Entries from a visual dataset
※
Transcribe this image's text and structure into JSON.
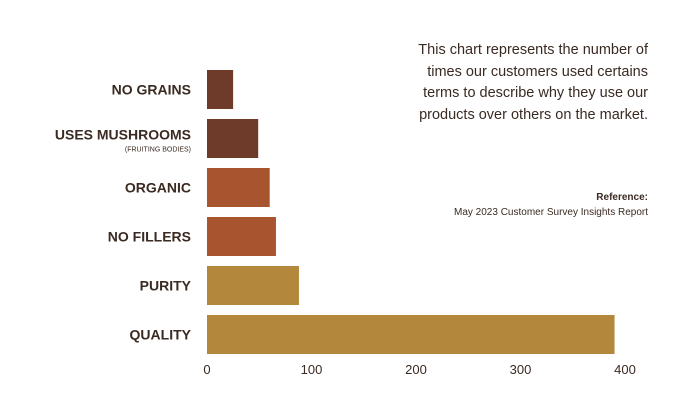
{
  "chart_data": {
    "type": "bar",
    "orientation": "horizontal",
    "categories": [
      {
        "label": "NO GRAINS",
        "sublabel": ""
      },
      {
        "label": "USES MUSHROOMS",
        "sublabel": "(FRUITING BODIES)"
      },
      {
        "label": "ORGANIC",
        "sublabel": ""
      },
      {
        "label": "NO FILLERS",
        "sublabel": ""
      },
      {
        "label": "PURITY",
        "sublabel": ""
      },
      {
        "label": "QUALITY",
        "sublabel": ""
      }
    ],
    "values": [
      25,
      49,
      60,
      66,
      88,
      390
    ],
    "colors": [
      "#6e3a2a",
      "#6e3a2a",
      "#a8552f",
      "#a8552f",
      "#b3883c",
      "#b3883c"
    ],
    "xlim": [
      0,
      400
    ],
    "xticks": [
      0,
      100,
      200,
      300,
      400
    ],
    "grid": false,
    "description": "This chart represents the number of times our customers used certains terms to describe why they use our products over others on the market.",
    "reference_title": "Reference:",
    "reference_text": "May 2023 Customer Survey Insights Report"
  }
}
※
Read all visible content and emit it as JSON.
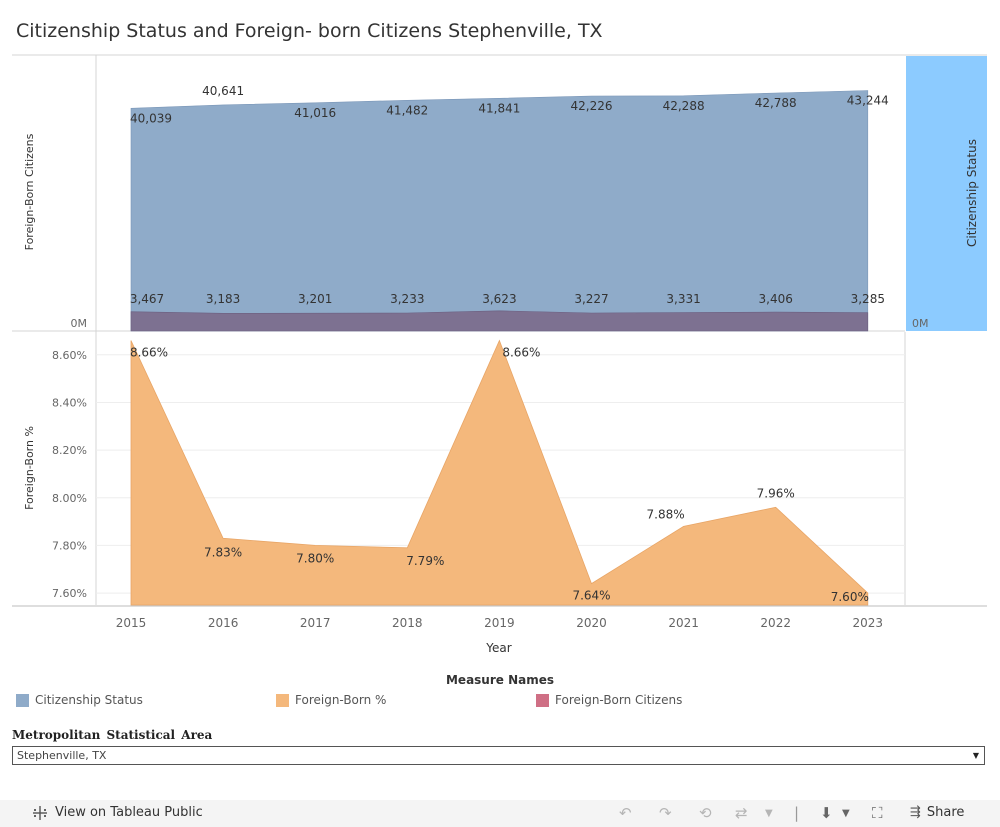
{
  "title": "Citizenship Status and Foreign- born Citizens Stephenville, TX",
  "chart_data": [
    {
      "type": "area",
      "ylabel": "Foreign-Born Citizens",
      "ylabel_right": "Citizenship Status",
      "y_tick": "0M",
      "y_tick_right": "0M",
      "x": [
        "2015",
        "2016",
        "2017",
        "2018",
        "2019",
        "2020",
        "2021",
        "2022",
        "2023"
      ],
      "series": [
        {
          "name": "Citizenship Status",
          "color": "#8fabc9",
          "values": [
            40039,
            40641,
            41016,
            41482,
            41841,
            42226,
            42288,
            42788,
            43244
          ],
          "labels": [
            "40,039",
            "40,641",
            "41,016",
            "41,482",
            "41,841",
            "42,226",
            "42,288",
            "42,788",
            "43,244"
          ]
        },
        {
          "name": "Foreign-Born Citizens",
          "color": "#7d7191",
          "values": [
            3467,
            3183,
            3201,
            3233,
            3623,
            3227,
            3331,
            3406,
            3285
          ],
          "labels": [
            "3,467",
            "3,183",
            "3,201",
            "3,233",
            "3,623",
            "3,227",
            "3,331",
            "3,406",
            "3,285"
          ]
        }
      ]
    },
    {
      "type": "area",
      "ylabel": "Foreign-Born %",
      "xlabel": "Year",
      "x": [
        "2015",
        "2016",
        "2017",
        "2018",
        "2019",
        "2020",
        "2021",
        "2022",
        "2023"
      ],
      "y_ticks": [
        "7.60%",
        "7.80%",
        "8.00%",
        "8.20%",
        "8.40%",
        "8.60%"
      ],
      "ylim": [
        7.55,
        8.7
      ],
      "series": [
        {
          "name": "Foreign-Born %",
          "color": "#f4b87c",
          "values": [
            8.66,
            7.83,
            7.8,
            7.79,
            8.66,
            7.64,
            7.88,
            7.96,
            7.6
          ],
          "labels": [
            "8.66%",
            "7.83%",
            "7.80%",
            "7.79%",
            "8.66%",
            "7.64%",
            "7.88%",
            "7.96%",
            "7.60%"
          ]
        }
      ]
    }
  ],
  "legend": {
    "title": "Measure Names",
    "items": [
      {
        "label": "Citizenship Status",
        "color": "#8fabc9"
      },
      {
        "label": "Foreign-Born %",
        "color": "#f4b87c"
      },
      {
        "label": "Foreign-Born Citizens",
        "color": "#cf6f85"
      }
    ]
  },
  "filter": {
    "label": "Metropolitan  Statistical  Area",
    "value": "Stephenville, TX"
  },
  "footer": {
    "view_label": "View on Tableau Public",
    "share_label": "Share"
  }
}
※
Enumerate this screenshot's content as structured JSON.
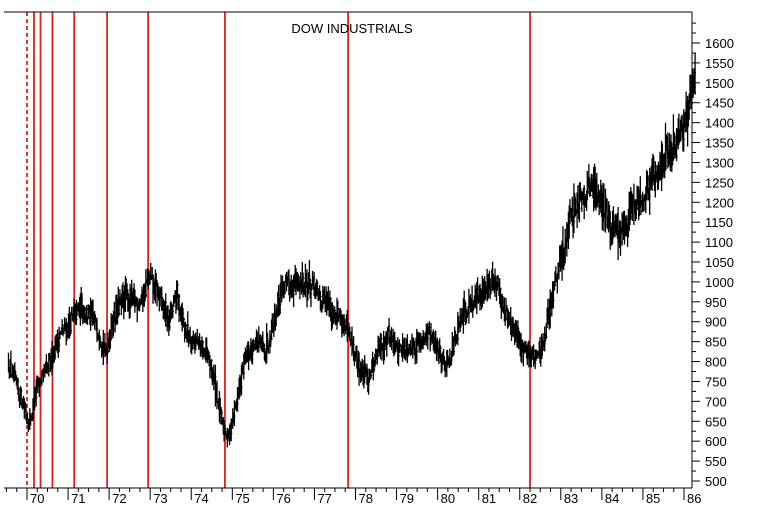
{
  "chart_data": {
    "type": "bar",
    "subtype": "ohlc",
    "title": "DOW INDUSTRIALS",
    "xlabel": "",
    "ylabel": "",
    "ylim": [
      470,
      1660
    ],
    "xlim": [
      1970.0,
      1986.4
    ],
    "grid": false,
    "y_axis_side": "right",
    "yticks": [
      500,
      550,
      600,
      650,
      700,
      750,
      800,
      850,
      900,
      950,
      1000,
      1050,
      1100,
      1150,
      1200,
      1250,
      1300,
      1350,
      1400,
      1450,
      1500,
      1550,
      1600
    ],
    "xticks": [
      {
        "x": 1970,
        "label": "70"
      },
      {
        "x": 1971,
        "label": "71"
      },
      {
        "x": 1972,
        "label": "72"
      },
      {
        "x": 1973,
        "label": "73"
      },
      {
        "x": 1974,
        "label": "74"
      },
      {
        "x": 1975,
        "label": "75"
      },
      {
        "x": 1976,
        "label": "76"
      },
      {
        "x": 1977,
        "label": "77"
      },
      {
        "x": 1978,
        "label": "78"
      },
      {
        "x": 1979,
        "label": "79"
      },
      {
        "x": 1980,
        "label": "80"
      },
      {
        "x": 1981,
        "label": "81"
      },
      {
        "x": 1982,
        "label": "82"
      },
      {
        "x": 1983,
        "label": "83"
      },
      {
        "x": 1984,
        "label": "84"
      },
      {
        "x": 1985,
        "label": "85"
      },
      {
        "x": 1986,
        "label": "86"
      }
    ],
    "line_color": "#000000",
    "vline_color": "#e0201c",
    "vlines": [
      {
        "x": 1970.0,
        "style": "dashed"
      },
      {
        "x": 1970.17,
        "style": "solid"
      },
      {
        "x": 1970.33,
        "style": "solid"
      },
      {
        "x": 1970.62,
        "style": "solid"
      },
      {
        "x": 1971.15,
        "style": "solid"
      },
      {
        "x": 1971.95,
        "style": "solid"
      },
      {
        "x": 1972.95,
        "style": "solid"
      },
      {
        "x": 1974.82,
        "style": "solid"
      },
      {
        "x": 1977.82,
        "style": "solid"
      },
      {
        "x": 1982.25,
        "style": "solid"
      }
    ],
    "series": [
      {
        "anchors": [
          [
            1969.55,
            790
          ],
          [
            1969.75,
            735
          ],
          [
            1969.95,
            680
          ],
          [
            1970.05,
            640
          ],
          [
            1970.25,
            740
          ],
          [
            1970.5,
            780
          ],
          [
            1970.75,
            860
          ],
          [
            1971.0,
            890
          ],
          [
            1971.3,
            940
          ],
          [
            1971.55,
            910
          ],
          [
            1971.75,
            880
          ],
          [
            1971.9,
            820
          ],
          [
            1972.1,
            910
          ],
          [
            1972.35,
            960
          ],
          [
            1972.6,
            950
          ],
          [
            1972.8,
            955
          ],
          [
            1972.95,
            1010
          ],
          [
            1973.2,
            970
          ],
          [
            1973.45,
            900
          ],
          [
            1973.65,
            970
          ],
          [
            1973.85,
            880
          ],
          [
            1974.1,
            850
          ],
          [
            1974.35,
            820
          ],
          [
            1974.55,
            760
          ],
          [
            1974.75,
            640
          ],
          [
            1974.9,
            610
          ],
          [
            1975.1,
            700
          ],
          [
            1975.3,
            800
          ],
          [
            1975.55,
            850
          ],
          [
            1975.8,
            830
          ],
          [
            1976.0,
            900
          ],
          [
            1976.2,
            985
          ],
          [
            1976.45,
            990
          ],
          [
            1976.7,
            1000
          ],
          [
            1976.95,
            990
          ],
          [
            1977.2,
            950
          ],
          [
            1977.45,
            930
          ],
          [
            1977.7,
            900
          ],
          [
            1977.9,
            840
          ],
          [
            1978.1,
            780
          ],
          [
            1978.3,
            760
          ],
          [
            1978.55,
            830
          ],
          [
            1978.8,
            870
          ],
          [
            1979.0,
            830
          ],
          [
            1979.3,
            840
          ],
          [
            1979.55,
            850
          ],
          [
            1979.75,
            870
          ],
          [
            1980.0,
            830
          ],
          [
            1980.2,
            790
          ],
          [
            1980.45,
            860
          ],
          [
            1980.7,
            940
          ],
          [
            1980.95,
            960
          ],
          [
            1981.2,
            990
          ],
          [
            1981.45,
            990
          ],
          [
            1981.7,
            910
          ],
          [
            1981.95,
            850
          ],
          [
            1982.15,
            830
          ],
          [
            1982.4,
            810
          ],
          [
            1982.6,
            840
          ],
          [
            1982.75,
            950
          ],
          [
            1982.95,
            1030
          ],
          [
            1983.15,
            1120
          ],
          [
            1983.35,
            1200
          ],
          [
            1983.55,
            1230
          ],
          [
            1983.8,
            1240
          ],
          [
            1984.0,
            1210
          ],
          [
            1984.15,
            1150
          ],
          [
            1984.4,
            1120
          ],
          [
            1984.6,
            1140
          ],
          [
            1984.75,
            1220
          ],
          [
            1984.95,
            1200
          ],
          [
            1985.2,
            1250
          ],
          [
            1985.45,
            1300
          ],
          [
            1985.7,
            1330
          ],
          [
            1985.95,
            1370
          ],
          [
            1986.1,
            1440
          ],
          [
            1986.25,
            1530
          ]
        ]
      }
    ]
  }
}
※
INSTRUCTIONS TO FOLLOW
Every line containing the string "Foreign" must be listed.

TASK SOLUTION
  "title": "Citizenship Status and Foreign- born Citizens Stephenville, TX",
      "ylabel": "Foreign-Born Citizens",
          "name": "Foreign-Born Citizens",
      "ylabel": "Foreign-Born %",
          "name": "Foreign-Born %",
        "label": "Foreign-Born %",
        "label": "Foreign-Born Citizens",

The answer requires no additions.